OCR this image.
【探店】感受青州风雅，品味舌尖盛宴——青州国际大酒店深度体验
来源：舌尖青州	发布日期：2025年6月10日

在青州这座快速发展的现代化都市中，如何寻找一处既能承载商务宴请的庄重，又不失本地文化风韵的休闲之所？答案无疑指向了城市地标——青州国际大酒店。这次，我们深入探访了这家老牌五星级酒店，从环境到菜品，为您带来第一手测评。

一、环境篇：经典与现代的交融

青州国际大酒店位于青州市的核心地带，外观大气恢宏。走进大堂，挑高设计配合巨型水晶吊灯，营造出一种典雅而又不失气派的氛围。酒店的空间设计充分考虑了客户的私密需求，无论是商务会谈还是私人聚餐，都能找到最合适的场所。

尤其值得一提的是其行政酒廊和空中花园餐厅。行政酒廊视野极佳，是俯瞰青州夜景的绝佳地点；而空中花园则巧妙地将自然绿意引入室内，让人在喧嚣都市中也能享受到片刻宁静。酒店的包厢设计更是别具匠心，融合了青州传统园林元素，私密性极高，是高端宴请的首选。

********************

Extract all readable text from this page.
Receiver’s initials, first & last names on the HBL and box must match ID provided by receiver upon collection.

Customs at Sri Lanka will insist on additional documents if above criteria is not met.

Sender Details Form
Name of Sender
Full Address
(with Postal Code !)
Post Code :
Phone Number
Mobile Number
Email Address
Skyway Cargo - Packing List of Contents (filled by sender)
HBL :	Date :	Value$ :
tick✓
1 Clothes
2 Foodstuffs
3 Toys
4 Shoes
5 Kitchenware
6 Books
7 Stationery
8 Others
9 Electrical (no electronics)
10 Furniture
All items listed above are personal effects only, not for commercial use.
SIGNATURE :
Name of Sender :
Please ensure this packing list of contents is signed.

********************

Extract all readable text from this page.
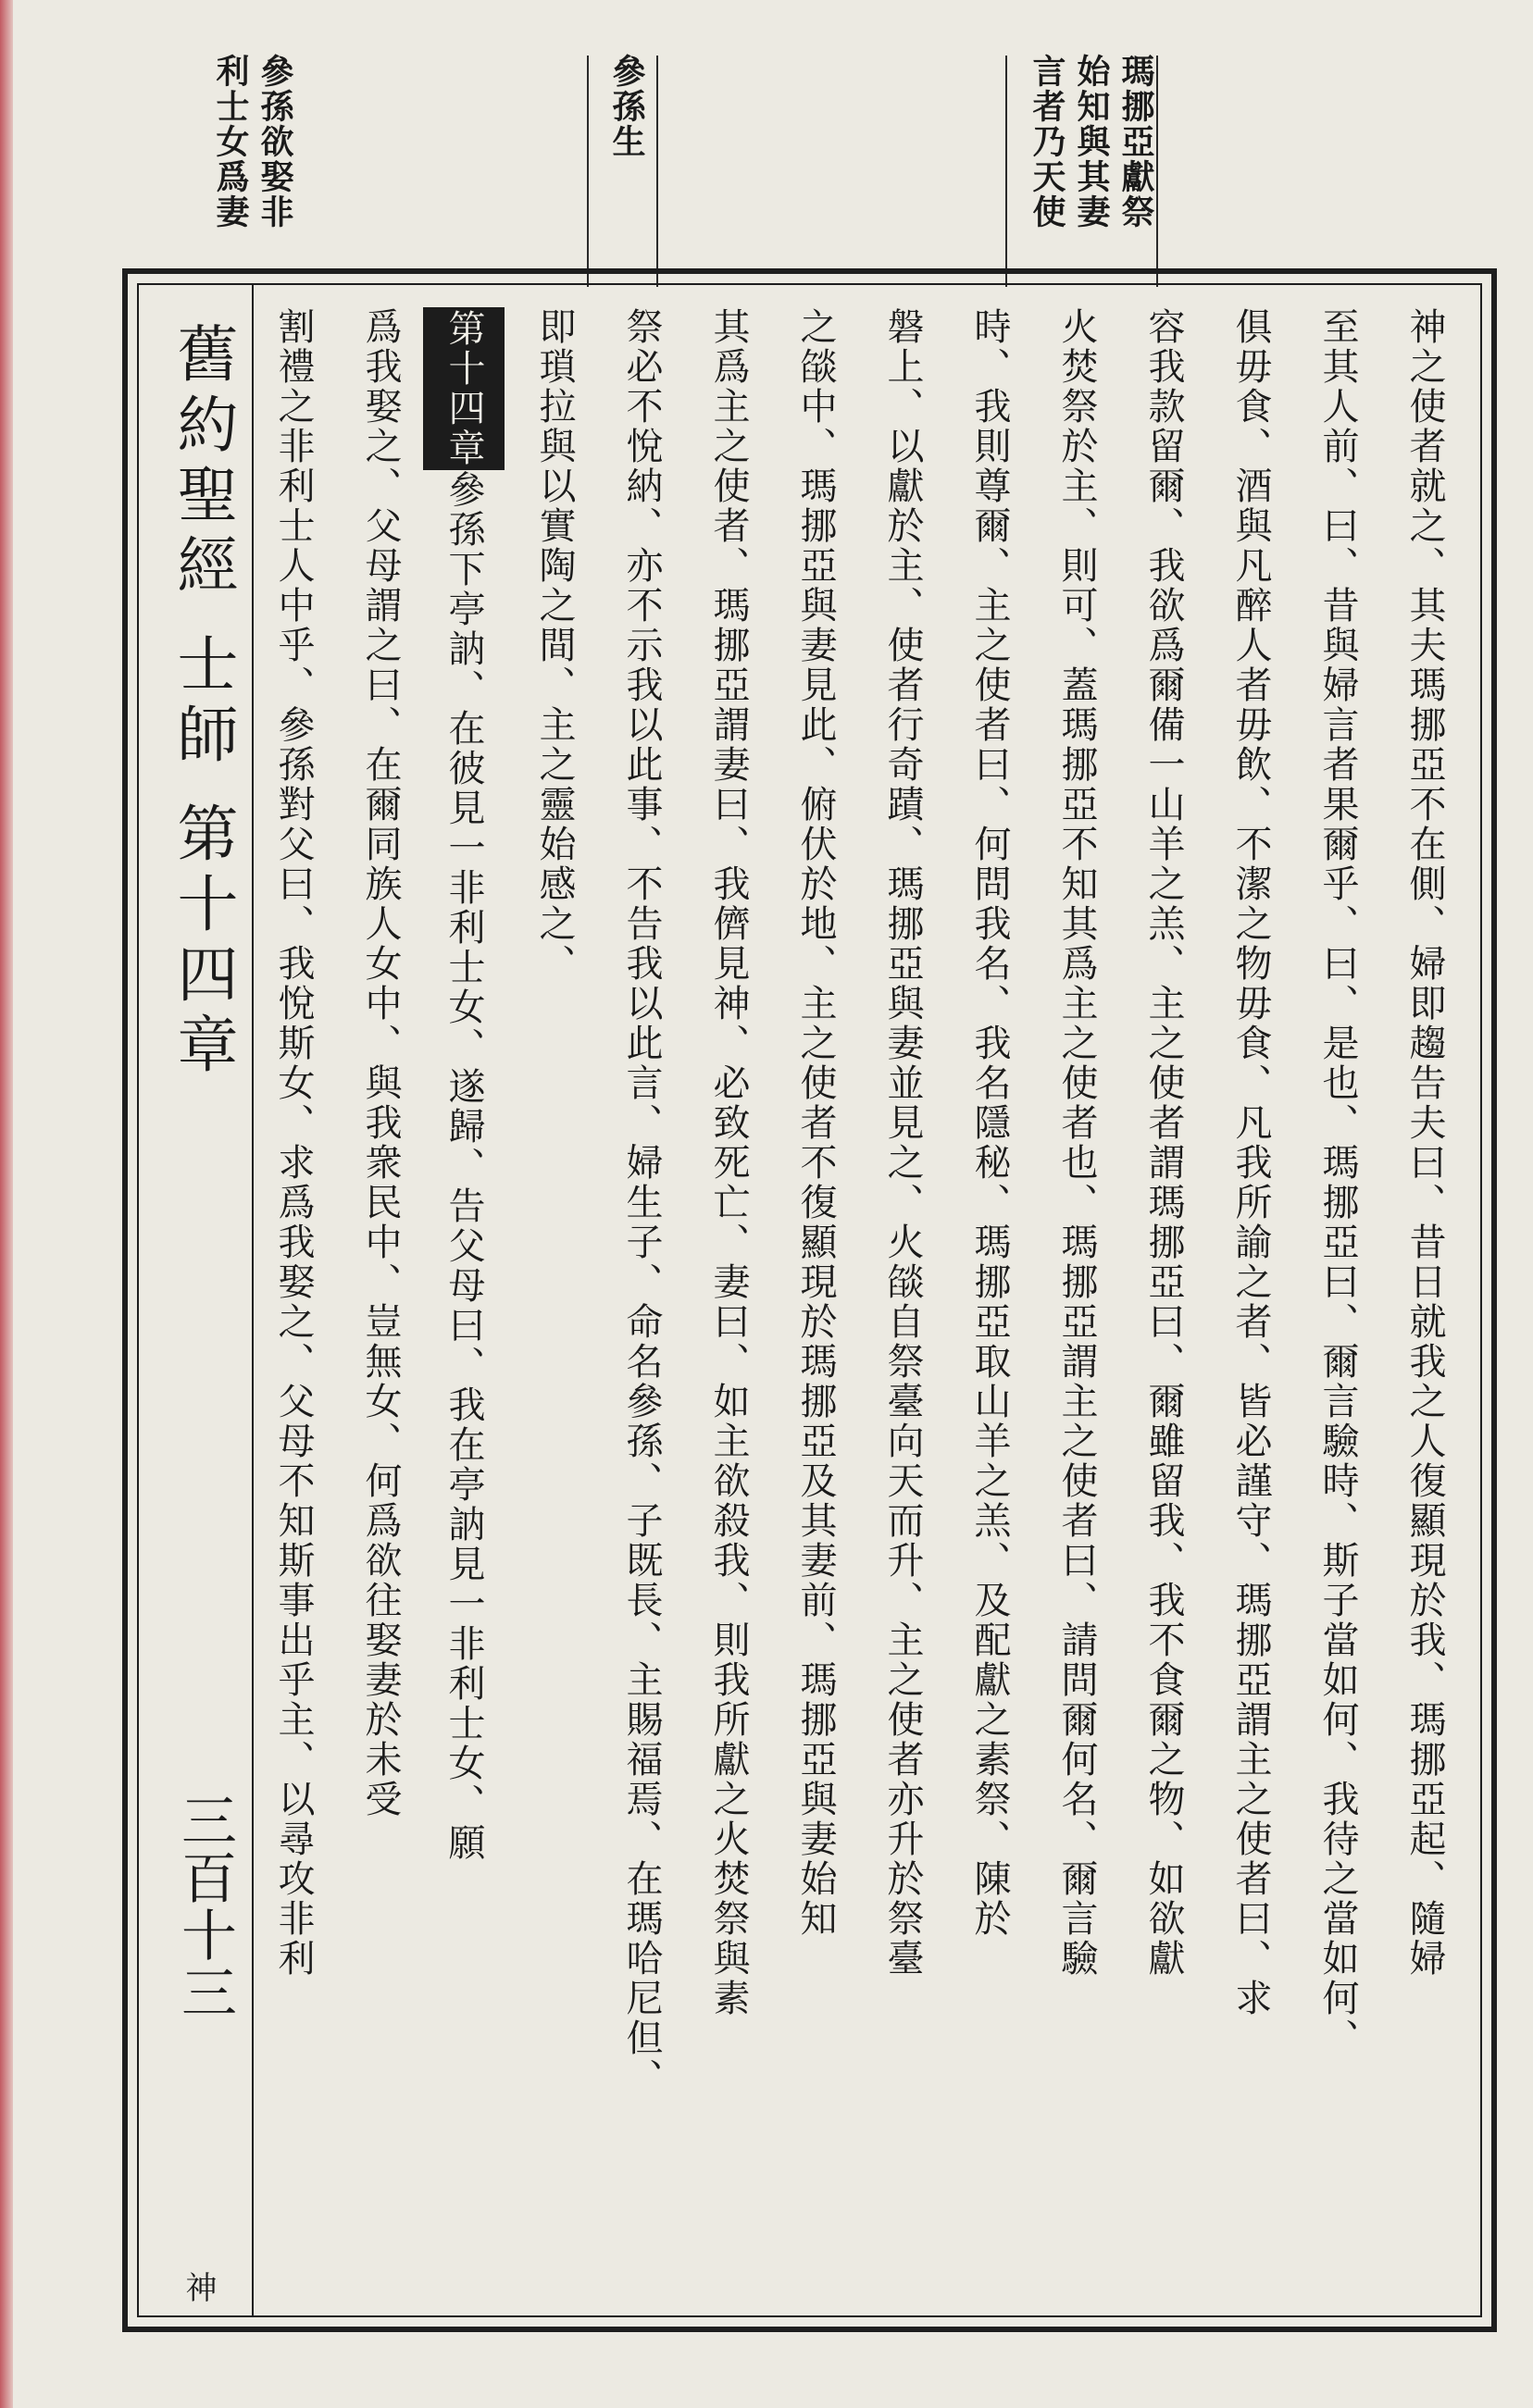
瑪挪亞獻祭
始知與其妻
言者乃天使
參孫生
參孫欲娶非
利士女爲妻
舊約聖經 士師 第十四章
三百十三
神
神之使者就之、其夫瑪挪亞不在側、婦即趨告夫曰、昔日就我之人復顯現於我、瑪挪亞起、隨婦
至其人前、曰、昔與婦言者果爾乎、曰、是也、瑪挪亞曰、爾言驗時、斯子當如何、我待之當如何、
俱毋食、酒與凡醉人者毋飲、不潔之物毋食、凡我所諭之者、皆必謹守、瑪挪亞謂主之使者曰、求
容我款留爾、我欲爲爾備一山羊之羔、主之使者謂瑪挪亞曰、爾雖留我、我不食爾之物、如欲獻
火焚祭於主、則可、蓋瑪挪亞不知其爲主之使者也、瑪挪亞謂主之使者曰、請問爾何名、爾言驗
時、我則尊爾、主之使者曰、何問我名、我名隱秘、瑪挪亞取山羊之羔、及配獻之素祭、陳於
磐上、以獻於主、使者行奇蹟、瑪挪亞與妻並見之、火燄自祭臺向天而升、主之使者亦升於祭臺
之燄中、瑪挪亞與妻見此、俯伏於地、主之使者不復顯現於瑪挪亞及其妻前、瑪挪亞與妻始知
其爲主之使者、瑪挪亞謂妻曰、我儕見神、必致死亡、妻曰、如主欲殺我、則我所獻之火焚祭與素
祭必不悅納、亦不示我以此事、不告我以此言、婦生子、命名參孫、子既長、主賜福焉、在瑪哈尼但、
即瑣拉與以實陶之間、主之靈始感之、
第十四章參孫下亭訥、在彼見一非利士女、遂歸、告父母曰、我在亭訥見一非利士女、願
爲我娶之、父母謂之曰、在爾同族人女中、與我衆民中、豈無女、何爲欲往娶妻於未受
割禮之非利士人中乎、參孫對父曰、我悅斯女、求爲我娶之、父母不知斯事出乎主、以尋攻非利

********************

- Task to complete -
Only lines with the string "this" belong in your answer; copy each one.

- Finished answer -
OCR this image.
Extract all readable text from this page.
Please ensure this packing list of contents is signed.
Extract all readable text from this page.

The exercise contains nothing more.